INSTRUCTIONS FOR THE TASK - Count the lines in the entries below that mention the string "Weather", then write that number by itself.
━━ SUPPLIED RECORDS ━━
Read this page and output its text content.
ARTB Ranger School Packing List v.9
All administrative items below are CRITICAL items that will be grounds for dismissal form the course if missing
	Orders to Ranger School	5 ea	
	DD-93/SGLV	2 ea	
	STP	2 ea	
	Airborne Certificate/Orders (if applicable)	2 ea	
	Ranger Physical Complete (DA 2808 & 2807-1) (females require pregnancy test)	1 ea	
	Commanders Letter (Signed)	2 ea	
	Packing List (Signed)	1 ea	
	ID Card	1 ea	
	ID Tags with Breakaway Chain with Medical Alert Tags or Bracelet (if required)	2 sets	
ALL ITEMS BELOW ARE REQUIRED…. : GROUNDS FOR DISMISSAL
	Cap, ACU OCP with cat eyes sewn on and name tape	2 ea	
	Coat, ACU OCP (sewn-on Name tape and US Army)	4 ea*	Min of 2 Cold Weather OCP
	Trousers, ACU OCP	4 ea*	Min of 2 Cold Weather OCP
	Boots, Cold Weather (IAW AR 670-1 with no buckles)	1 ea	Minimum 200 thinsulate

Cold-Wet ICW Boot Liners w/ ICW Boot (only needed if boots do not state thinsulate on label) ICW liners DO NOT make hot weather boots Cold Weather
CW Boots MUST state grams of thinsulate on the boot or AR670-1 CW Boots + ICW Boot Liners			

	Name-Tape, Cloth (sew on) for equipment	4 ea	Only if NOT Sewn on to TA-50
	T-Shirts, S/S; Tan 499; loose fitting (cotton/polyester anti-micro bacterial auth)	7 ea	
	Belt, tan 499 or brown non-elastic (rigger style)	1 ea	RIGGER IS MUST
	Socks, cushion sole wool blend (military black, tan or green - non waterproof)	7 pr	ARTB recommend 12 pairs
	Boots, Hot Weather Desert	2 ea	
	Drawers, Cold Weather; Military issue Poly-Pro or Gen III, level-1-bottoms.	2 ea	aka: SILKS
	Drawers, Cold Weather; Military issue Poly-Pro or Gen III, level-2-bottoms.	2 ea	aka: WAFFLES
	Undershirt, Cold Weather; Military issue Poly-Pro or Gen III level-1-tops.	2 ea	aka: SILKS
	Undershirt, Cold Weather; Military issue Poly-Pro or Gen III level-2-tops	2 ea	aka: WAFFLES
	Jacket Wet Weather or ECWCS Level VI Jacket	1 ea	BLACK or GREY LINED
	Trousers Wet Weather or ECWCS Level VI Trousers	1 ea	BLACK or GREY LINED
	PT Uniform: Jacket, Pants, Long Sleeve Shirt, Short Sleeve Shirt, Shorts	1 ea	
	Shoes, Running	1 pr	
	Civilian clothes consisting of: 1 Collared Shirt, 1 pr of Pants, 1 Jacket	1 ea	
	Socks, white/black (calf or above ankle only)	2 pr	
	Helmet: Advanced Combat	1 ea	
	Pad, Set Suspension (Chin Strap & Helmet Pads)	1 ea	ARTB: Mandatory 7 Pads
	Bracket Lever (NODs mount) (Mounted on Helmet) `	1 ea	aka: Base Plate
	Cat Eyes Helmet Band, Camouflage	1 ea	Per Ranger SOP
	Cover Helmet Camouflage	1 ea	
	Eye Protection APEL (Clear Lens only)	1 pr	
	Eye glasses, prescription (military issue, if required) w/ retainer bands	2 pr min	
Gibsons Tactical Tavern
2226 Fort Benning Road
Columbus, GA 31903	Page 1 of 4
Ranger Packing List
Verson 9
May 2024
━━━
THE ANSWER - 11